Hallelujah, Praise the Lord! - over gospelmuziek
do 17 okt 2024 - 3 minuten leestijd - Tekst: Lonneke Tausch - Foto: Govert Driessen
Wat is gospel precies? Een ‘stoomcursus’ als voorbereiding op de aankomende gospelconcerten in de Grote Zaal.
Aan de basis van de gospelmuziek staat de muziek van de Afrikanen die in de zeventiende eeuw als slaven naar Amerika werden verscheept. In de Nieuwe Wereld moesten ze onmenselijk zware en lange werkdagen maken op het land (tabak, suikerriet, katoen). Om aan de hardheid en eentonigheid van hun bestaan enigszins weerstand te bieden zongen ze, maar hun eigen traditionele repertoire werd hun verboden.
Er ontstonden ‘work songs’, sterk ritmische liederen die hielpen de dwangarbeid vol te houden, de onderlinge band versterkten en de herinnering aan het continent van oorsprong levend hielden. De taal van deze nieuwe muziek was die van de witte bazen, maar de ritmes en de samenzang kwamen voort uit de Afrikaanse roots van de tot slaaf gemaakten. De werkliederen, vaak meteen ook een uiting van verzet, werden geïmproviseerd of mondeling van generatie op generatie doorgegeven. Kenmerkend is de structuur van ‘call-and-response’: één persoon roept een zin of zingt een vraag en de groep reageert in koor, a cappella en eventueel begeleid met ritmisch handgeklap of voetgestamp.

Verstrekte gegevens:
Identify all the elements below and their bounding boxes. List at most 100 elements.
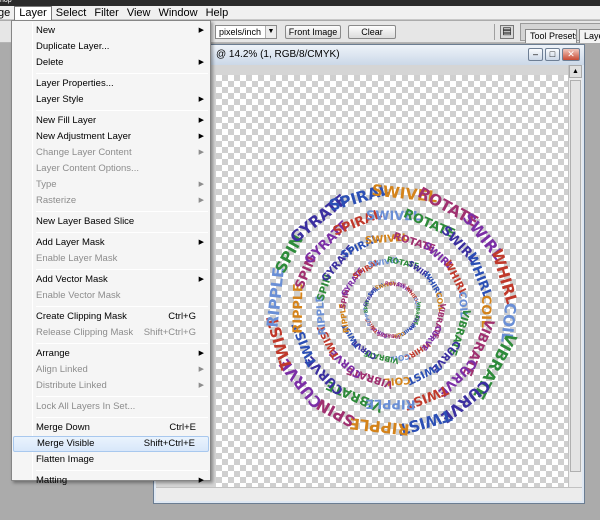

Opdrachten:
1: Beantwoord aan de hand van de tekst over gospelmuziek:
(a) In welke eeuw werden de Afrikanen als slaven naar Amerika verscheept?
(b) Van wie was de taal van de ‘work songs’ afkomstig?
(c) Wat doet de groep bij de structuur ‘call-and-response’?
2: Noem alle gewassen waarop de tot slaaf gemaakten volgens de tekst over gospelmuziek moesten werken.
Baseer je uitsluitend op de tekst over gospelmuziek.

Uitwerkingen:
1:
(a) In de zeventiende eeuw.
(b) Van de witte bazen.
(c) De groep reageert in koor op de zin of vraag van één persoon.

2: Tabak, suikerriet en katoen.